::: Supplied records

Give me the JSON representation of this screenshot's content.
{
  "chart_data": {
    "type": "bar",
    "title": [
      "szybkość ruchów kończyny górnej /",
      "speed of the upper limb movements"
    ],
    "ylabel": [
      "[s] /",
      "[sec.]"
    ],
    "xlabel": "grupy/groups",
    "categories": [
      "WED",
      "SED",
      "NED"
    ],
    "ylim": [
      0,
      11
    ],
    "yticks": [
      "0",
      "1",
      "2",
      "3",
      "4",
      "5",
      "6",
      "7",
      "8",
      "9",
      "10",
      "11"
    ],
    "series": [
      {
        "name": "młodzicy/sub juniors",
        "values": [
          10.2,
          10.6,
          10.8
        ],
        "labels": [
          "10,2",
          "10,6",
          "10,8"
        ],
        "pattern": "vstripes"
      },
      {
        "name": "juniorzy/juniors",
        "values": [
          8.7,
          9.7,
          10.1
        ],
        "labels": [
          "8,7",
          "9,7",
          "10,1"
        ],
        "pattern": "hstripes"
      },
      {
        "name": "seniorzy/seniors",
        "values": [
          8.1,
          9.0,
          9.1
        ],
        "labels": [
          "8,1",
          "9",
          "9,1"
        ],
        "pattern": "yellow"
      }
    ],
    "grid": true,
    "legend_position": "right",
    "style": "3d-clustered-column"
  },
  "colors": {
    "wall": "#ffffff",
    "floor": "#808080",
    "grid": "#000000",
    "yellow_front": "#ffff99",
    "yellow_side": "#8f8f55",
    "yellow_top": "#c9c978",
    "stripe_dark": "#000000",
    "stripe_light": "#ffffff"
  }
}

::::::

» **Aim**: Write out the full listing exactly as given.

» **Solution to this task**:
Give me the JSON representation of this screenshot's content.
{
  "chart_data": {
    "type": "bar",
    "title": [
      "szybkość ruchów kończyny górnej /",
      "speed of the upper limb movements"
    ],
    "ylabel": [
      "[s] /",
      "[sec.]"
    ],
    "xlabel": "grupy/groups",
    "categories": [
      "WED",
      "SED",
      "NED"
    ],
    "ylim": [
      0,
      11
    ],
    "yticks": [
      "0",
      "1",
      "2",
      "3",
      "4",
      "5",
      "6",
      "7",
      "8",
      "9",
      "10",
      "11"
    ],
    "series": [
      {
        "name": "młodzicy/sub juniors",
        "values": [
          10.2,
          10.6,
          10.8
        ],
        "labels": [
          "10,2",
          "10,6",
          "10,8"
        ],
        "pattern": "vstripes"
      },
      {
        "name": "juniorzy/juniors",
        "values": [
          8.7,
          9.7,
          10.1
        ],
        "labels": [
          "8,7",
          "9,7",
          "10,1"
        ],
        "pattern": "hstripes"
      },
      {
        "name": "seniorzy/seniors",
        "values": [
          8.1,
          9.0,
          9.1
        ],
        "labels": [
          "8,1",
          "9",
          "9,1"
        ],
        "pattern": "yellow"
      }
    ],
    "grid": true,
    "legend_position": "right",
    "style": "3d-clustered-column"
  },
  "colors": {
    "wall": "#ffffff",
    "floor": "#808080",
    "grid": "#000000",
    "yellow_front": "#ffff99",
    "yellow_side": "#8f8f55",
    "yellow_top": "#c9c978",
    "stripe_dark": "#000000",
    "stripe_light": "#ffffff"
  }
}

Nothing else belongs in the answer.